Recorded data
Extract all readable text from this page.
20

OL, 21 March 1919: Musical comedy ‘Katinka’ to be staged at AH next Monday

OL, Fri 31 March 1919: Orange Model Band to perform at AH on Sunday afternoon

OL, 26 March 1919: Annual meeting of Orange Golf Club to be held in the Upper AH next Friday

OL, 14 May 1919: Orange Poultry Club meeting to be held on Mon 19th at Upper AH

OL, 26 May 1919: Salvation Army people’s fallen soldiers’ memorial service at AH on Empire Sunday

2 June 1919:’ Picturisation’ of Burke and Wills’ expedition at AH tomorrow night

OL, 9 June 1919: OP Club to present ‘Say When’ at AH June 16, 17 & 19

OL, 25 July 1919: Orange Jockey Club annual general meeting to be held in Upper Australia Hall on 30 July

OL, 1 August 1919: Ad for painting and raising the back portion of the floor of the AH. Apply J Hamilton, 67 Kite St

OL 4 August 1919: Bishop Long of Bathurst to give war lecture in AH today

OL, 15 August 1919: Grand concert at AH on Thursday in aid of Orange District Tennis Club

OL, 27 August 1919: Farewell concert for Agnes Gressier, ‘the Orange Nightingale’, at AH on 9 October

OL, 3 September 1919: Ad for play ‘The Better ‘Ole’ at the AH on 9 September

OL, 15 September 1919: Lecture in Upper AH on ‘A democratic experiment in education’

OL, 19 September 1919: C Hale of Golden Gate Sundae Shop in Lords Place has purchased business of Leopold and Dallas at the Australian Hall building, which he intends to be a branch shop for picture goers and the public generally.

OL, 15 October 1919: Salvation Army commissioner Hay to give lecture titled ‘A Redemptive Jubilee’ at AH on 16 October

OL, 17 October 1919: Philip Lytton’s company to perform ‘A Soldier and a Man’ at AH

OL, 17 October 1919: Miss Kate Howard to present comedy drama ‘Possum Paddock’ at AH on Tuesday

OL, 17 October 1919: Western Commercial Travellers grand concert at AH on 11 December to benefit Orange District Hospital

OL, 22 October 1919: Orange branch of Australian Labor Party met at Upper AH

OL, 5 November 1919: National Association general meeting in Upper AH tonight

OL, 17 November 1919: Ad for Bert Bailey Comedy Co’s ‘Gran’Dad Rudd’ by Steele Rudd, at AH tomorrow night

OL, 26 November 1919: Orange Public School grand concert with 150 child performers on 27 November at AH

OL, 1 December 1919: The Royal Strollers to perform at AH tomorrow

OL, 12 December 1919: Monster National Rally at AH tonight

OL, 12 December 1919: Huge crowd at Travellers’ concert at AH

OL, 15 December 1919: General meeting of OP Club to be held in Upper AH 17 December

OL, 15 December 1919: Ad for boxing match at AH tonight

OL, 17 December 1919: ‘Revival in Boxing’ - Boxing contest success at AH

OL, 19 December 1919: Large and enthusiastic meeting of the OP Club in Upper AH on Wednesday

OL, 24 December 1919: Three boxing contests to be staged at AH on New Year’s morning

## DIRECTION
Count each line of the entries that holds the word "December", then state the total and nothing more.

## FINISHED TASK
9